Task instructions >>
Swap every occurrence of "Circle shape" for "Circle marker" across all the items below, reproducing each line otherwise unchanged and omitting the pictures.

Collection entries:
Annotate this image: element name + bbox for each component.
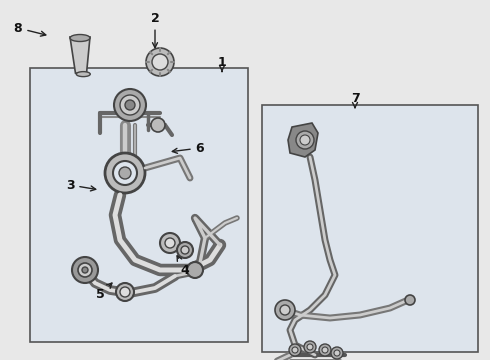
Bar bbox=[262, 105, 478, 352]
Circle shape bbox=[307, 344, 313, 350]
Circle shape bbox=[165, 238, 175, 248]
Circle shape bbox=[181, 246, 189, 254]
Circle shape bbox=[319, 344, 331, 356]
Circle shape bbox=[331, 347, 343, 359]
Circle shape bbox=[322, 347, 328, 353]
Circle shape bbox=[72, 257, 98, 283]
Text: 3: 3 bbox=[66, 179, 96, 192]
Circle shape bbox=[304, 341, 316, 353]
Circle shape bbox=[78, 263, 92, 277]
Text: 4: 4 bbox=[177, 256, 189, 276]
Ellipse shape bbox=[76, 72, 90, 77]
Ellipse shape bbox=[70, 35, 90, 41]
Circle shape bbox=[119, 167, 131, 179]
Circle shape bbox=[405, 295, 415, 305]
Circle shape bbox=[146, 48, 174, 76]
Bar bbox=[30, 68, 248, 342]
Polygon shape bbox=[70, 37, 90, 73]
Circle shape bbox=[177, 242, 193, 258]
Text: 7: 7 bbox=[351, 91, 359, 108]
Text: 5: 5 bbox=[96, 283, 112, 302]
Circle shape bbox=[113, 161, 137, 185]
Circle shape bbox=[151, 118, 165, 132]
Circle shape bbox=[292, 347, 298, 353]
Circle shape bbox=[120, 95, 140, 115]
Circle shape bbox=[120, 287, 130, 297]
Circle shape bbox=[152, 54, 168, 70]
Circle shape bbox=[275, 300, 295, 320]
Circle shape bbox=[280, 305, 290, 315]
Text: 8: 8 bbox=[14, 22, 46, 36]
Text: 1: 1 bbox=[218, 55, 226, 71]
Text: 6: 6 bbox=[172, 141, 204, 154]
Circle shape bbox=[160, 233, 180, 253]
Circle shape bbox=[125, 100, 135, 110]
Circle shape bbox=[289, 344, 301, 356]
Circle shape bbox=[116, 283, 134, 301]
Circle shape bbox=[334, 350, 340, 356]
Circle shape bbox=[105, 153, 145, 193]
Text: 2: 2 bbox=[150, 12, 159, 48]
Circle shape bbox=[300, 135, 310, 145]
Circle shape bbox=[82, 267, 88, 273]
Circle shape bbox=[296, 131, 314, 149]
Polygon shape bbox=[288, 123, 318, 157]
Circle shape bbox=[114, 89, 146, 121]
Circle shape bbox=[187, 262, 203, 278]
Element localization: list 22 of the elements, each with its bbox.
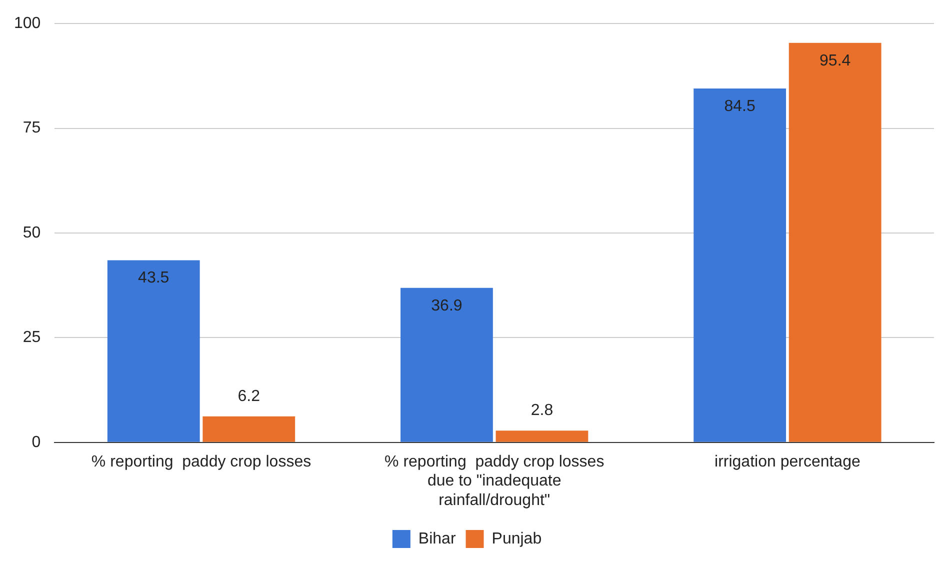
data-label: 2.8 [530, 402, 554, 420]
bar [202, 416, 296, 442]
data-label: 36.9 [431, 297, 462, 314]
data-label: 6.2 [238, 388, 260, 405]
y-tick-label: 0 [32, 434, 41, 451]
y-tick-label: 100 [14, 15, 41, 32]
bar [107, 260, 200, 442]
bar [694, 88, 786, 442]
legend-label: Bihar [418, 530, 456, 548]
y-tick-label: 25 [22, 329, 41, 346]
legend-label: Punjab [492, 530, 542, 548]
data-label: 43.5 [138, 270, 170, 287]
x-tick-label: % reporting paddy crop losses [91, 453, 312, 470]
bar [496, 430, 588, 442]
data-label: 84.5 [724, 98, 756, 115]
bar [788, 42, 882, 442]
x-tick-label: % reporting paddy crop losses due to "inadequate rainfall/drought" [384, 453, 604, 509]
bar [400, 288, 493, 442]
data-label: 95.4 [820, 52, 851, 70]
y-tick-label: 75 [22, 120, 41, 137]
y-tick-label: 50 [22, 224, 41, 242]
x-tick-label: irrigation percentage [714, 453, 860, 470]
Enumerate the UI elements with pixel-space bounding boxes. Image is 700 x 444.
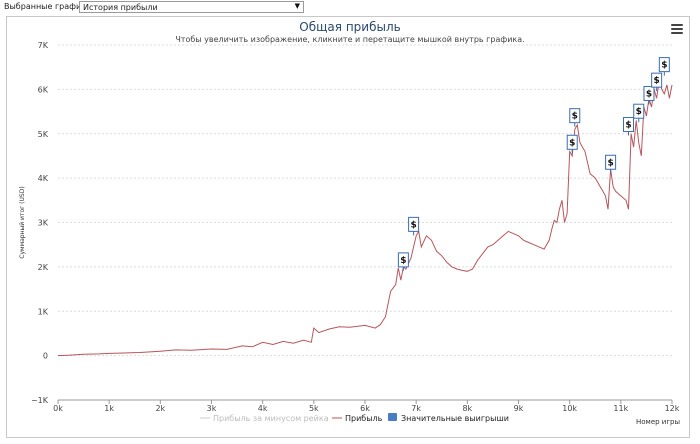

Written solution >>
Annotate this image: element name + bbox for each component.
Bar bbox=[262, 105, 478, 352]
Circle marker bbox=[307, 344, 313, 350]
Circle marker bbox=[165, 238, 175, 248]
Circle marker bbox=[181, 246, 189, 254]
Circle marker bbox=[319, 344, 331, 356]
Circle marker bbox=[331, 347, 343, 359]
Circle marker bbox=[322, 347, 328, 353]
Circle marker bbox=[72, 257, 98, 283]
Text: 3: 3 bbox=[66, 179, 96, 192]
Circle marker bbox=[304, 341, 316, 353]
Circle marker bbox=[78, 263, 92, 277]
Text: 4: 4 bbox=[177, 256, 189, 276]
Ellipse shape bbox=[76, 72, 90, 77]
Ellipse shape bbox=[70, 35, 90, 41]
Circle marker bbox=[119, 167, 131, 179]
Circle marker bbox=[405, 295, 415, 305]
Circle marker bbox=[146, 48, 174, 76]
Bar bbox=[30, 68, 248, 342]
Polygon shape bbox=[70, 37, 90, 73]
Circle marker bbox=[177, 242, 193, 258]
Text: 7: 7 bbox=[351, 91, 359, 108]
Text: 5: 5 bbox=[96, 283, 112, 302]
Circle marker bbox=[113, 161, 137, 185]
Circle marker bbox=[151, 118, 165, 132]
Circle marker bbox=[292, 347, 298, 353]
Circle marker bbox=[120, 95, 140, 115]
Circle marker bbox=[120, 287, 130, 297]
Circle marker bbox=[152, 54, 168, 70]
Circle marker bbox=[275, 300, 295, 320]
Circle marker bbox=[280, 305, 290, 315]
Text: 8: 8 bbox=[14, 22, 46, 36]
Text: 1: 1 bbox=[218, 55, 226, 71]
Text: 6: 6 bbox=[172, 141, 204, 154]
Circle marker bbox=[160, 233, 180, 253]
Circle marker bbox=[125, 100, 135, 110]
Circle marker bbox=[289, 344, 301, 356]
Circle marker bbox=[116, 283, 134, 301]
Circle marker bbox=[334, 350, 340, 356]
Circle marker bbox=[105, 153, 145, 193]
Text: 2: 2 bbox=[150, 12, 159, 48]
Circle marker bbox=[300, 135, 310, 145]
Circle marker bbox=[82, 267, 88, 273]
Circle marker bbox=[296, 131, 314, 149]
Polygon shape bbox=[288, 123, 318, 157]
Circle marker bbox=[114, 89, 146, 121]
Circle marker bbox=[187, 262, 203, 278]
Element localization: list 22 of the elements, each with its bbox.
data-label: 2.8 [530, 402, 554, 420]
bar [202, 416, 296, 442]
data-label: 36.9 [431, 297, 462, 314]
data-label: 6.2 [238, 388, 260, 405]
y-tick-label: 0 [32, 434, 41, 451]
y-tick-label: 100 [14, 15, 41, 32]
bar [107, 260, 200, 442]
bar [694, 88, 786, 442]
legend-label: Bihar [418, 530, 456, 548]
y-tick-label: 25 [22, 329, 41, 346]
legend-label: Punjab [492, 530, 542, 548]
data-label: 43.5 [138, 270, 170, 287]
x-tick-label: % reporting paddy crop losses [91, 453, 312, 470]
bar [496, 430, 588, 442]
data-label: 84.5 [724, 98, 756, 115]
bar [788, 42, 882, 442]
x-tick-label: % reporting paddy crop losses due to "inadequate rainfall/drought" [384, 453, 604, 509]
bar [400, 288, 493, 442]
data-label: 95.4 [820, 52, 851, 70]
y-tick-label: 75 [22, 120, 41, 137]
y-tick-label: 50 [22, 224, 41, 242]
x-tick-label: irrigation percentage [714, 453, 860, 470]
Enumerate the UI elements with pixel-space bounding boxes. Image is 700 x 444.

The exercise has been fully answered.